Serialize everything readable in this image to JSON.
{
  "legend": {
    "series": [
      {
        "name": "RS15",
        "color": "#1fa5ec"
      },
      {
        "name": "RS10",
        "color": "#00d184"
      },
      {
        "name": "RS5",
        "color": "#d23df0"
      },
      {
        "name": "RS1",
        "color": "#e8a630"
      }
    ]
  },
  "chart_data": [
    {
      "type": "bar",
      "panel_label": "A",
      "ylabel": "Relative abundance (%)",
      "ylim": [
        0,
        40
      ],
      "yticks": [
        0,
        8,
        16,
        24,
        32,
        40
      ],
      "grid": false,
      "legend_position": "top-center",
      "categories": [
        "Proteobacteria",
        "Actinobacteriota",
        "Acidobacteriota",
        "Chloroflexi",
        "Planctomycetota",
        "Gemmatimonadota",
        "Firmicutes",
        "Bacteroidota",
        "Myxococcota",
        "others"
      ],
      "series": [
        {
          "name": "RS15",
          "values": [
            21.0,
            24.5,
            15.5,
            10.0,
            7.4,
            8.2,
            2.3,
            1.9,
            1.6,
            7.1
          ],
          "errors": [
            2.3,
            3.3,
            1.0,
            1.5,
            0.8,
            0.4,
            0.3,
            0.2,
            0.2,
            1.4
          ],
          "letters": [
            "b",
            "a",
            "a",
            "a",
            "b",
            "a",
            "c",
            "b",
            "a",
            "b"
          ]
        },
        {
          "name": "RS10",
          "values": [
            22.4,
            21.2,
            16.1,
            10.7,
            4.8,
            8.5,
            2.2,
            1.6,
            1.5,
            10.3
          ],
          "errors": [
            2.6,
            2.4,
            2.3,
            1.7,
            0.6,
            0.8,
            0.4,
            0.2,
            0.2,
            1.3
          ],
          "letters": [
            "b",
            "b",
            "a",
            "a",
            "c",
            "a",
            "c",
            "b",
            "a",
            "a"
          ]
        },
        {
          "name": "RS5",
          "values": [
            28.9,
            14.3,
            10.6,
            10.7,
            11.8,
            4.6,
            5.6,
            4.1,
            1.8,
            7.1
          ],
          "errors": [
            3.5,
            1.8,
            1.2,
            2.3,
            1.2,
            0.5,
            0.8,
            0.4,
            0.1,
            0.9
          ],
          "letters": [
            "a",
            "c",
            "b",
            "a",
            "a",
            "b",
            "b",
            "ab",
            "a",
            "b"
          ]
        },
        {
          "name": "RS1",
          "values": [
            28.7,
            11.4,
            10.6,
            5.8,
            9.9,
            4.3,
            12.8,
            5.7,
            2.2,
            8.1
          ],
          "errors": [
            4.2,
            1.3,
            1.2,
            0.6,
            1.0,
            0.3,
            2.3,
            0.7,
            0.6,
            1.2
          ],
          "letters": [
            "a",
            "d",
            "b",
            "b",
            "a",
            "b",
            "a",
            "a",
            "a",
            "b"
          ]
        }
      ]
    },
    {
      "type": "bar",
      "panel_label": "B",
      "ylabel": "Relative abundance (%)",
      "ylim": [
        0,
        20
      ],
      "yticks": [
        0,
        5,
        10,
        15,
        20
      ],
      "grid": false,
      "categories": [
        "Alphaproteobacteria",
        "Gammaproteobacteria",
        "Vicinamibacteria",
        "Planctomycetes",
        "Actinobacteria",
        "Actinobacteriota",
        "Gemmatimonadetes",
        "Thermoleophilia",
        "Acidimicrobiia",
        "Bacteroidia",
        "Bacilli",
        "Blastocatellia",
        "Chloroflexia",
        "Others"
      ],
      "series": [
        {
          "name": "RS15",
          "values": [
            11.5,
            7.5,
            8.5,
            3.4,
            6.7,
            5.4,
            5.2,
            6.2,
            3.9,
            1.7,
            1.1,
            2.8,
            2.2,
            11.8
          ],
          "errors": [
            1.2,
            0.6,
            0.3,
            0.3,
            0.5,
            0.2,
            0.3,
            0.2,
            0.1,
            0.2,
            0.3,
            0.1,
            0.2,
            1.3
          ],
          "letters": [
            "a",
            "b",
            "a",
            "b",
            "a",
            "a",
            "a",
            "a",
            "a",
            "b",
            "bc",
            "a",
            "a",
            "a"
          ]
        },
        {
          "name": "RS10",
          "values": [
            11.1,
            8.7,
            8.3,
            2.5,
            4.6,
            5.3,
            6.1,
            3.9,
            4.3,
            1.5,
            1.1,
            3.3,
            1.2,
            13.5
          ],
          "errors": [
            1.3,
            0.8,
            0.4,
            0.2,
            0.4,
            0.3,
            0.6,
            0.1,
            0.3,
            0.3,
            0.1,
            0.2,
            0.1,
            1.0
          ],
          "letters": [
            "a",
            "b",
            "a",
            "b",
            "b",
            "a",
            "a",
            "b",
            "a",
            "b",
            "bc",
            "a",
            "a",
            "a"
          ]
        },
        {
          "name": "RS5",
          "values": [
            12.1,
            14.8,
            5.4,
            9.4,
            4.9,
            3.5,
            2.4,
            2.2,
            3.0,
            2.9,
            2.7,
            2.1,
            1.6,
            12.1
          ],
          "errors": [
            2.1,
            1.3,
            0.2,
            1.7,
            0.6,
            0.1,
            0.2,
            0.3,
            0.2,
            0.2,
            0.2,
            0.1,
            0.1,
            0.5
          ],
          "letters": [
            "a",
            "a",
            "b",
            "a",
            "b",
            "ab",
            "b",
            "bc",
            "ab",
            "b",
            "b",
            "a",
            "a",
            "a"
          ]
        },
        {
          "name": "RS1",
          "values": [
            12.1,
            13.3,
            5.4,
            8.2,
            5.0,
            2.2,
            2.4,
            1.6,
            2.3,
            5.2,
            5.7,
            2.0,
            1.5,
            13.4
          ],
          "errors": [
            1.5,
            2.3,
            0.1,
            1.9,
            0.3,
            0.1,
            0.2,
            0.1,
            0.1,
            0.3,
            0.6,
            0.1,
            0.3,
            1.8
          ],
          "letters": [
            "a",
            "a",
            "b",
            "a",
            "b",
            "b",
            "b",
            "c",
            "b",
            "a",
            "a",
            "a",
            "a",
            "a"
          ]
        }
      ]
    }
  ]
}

INSTRUCTIONS TO FOLLOW = Copy out the material, keeping every line exactly as it is.

SOLUTION TO THE EXERCISE =
Serialize everything readable in this image to JSON.
{
  "legend": {
    "series": [
      {
        "name": "RS15",
        "color": "#1fa5ec"
      },
      {
        "name": "RS10",
        "color": "#00d184"
      },
      {
        "name": "RS5",
        "color": "#d23df0"
      },
      {
        "name": "RS1",
        "color": "#e8a630"
      }
    ]
  },
  "chart_data": [
    {
      "type": "bar",
      "panel_label": "A",
      "ylabel": "Relative abundance (%)",
      "ylim": [
        0,
        40
      ],
      "yticks": [
        0,
        8,
        16,
        24,
        32,
        40
      ],
      "grid": false,
      "legend_position": "top-center",
      "categories": [
        "Proteobacteria",
        "Actinobacteriota",
        "Acidobacteriota",
        "Chloroflexi",
        "Planctomycetota",
        "Gemmatimonadota",
        "Firmicutes",
        "Bacteroidota",
        "Myxococcota",
        "others"
      ],
      "series": [
        {
          "name": "RS15",
          "values": [
            21.0,
            24.5,
            15.5,
            10.0,
            7.4,
            8.2,
            2.3,
            1.9,
            1.6,
            7.1
          ],
          "errors": [
            2.3,
            3.3,
            1.0,
            1.5,
            0.8,
            0.4,
            0.3,
            0.2,
            0.2,
            1.4
          ],
          "letters": [
            "b",
            "a",
            "a",
            "a",
            "b",
            "a",
            "c",
            "b",
            "a",
            "b"
          ]
        },
        {
          "name": "RS10",
          "values": [
            22.4,
            21.2,
            16.1,
            10.7,
            4.8,
            8.5,
            2.2,
            1.6,
            1.5,
            10.3
          ],
          "errors": [
            2.6,
            2.4,
            2.3,
            1.7,
            0.6,
            0.8,
            0.4,
            0.2,
            0.2,
            1.3
          ],
          "letters": [
            "b",
            "b",
            "a",
            "a",
            "c",
            "a",
            "c",
            "b",
            "a",
            "a"
          ]
        },
        {
          "name": "RS5",
          "values": [
            28.9,
            14.3,
            10.6,
            10.7,
            11.8,
            4.6,
            5.6,
            4.1,
            1.8,
            7.1
          ],
          "errors": [
            3.5,
            1.8,
            1.2,
            2.3,
            1.2,
            0.5,
            0.8,
            0.4,
            0.1,
            0.9
          ],
          "letters": [
            "a",
            "c",
            "b",
            "a",
            "a",
            "b",
            "b",
            "ab",
            "a",
            "b"
          ]
        },
        {
          "name": "RS1",
          "values": [
            28.7,
            11.4,
            10.6,
            5.8,
            9.9,
            4.3,
            12.8,
            5.7,
            2.2,
            8.1
          ],
          "errors": [
            4.2,
            1.3,
            1.2,
            0.6,
            1.0,
            0.3,
            2.3,
            0.7,
            0.6,
            1.2
          ],
          "letters": [
            "a",
            "d",
            "b",
            "b",
            "a",
            "b",
            "a",
            "a",
            "a",
            "b"
          ]
        }
      ]
    },
    {
      "type": "bar",
      "panel_label": "B",
      "ylabel": "Relative abundance (%)",
      "ylim": [
        0,
        20
      ],
      "yticks": [
        0,
        5,
        10,
        15,
        20
      ],
      "grid": false,
      "categories": [
        "Alphaproteobacteria",
        "Gammaproteobacteria",
        "Vicinamibacteria",
        "Planctomycetes",
        "Actinobacteria",
        "Actinobacteriota",
        "Gemmatimonadetes",
        "Thermoleophilia",
        "Acidimicrobiia",
        "Bacteroidia",
        "Bacilli",
        "Blastocatellia",
        "Chloroflexia",
        "Others"
      ],
      "series": [
        {
          "name": "RS15",
          "values": [
            11.5,
            7.5,
            8.5,
            3.4,
            6.7,
            5.4,
            5.2,
            6.2,
            3.9,
            1.7,
            1.1,
            2.8,
            2.2,
            11.8
          ],
          "errors": [
            1.2,
            0.6,
            0.3,
            0.3,
            0.5,
            0.2,
            0.3,
            0.2,
            0.1,
            0.2,
            0.3,
            0.1,
            0.2,
            1.3
          ],
          "letters": [
            "a",
            "b",
            "a",
            "b",
            "a",
            "a",
            "a",
            "a",
            "a",
            "b",
            "bc",
            "a",
            "a",
            "a"
          ]
        },
        {
          "name": "RS10",
          "values": [
            11.1,
            8.7,
            8.3,
            2.5,
            4.6,
            5.3,
            6.1,
            3.9,
            4.3,
            1.5,
            1.1,
            3.3,
            1.2,
            13.5
          ],
          "errors": [
            1.3,
            0.8,
            0.4,
            0.2,
            0.4,
            0.3,
            0.6,
            0.1,
            0.3,
            0.3,
            0.1,
            0.2,
            0.1,
            1.0
          ],
          "letters": [
            "a",
            "b",
            "a",
            "b",
            "b",
            "a",
            "a",
            "b",
            "a",
            "b",
            "bc",
            "a",
            "a",
            "a"
          ]
        },
        {
          "name": "RS5",
          "values": [
            12.1,
            14.8,
            5.4,
            9.4,
            4.9,
            3.5,
            2.4,
            2.2,
            3.0,
            2.9,
            2.7,
            2.1,
            1.6,
            12.1
          ],
          "errors": [
            2.1,
            1.3,
            0.2,
            1.7,
            0.6,
            0.1,
            0.2,
            0.3,
            0.2,
            0.2,
            0.2,
            0.1,
            0.1,
            0.5
          ],
          "letters": [
            "a",
            "a",
            "b",
            "a",
            "b",
            "ab",
            "b",
            "bc",
            "ab",
            "b",
            "b",
            "a",
            "a",
            "a"
          ]
        },
        {
          "name": "RS1",
          "values": [
            12.1,
            13.3,
            5.4,
            8.2,
            5.0,
            2.2,
            2.4,
            1.6,
            2.3,
            5.2,
            5.7,
            2.0,
            1.5,
            13.4
          ],
          "errors": [
            1.5,
            2.3,
            0.1,
            1.9,
            0.3,
            0.1,
            0.2,
            0.1,
            0.1,
            0.3,
            0.6,
            0.1,
            0.3,
            1.8
          ],
          "letters": [
            "a",
            "a",
            "b",
            "a",
            "b",
            "b",
            "b",
            "c",
            "b",
            "a",
            "a",
            "a",
            "a",
            "a"
          ]
        }
      ]
    }
  ]
}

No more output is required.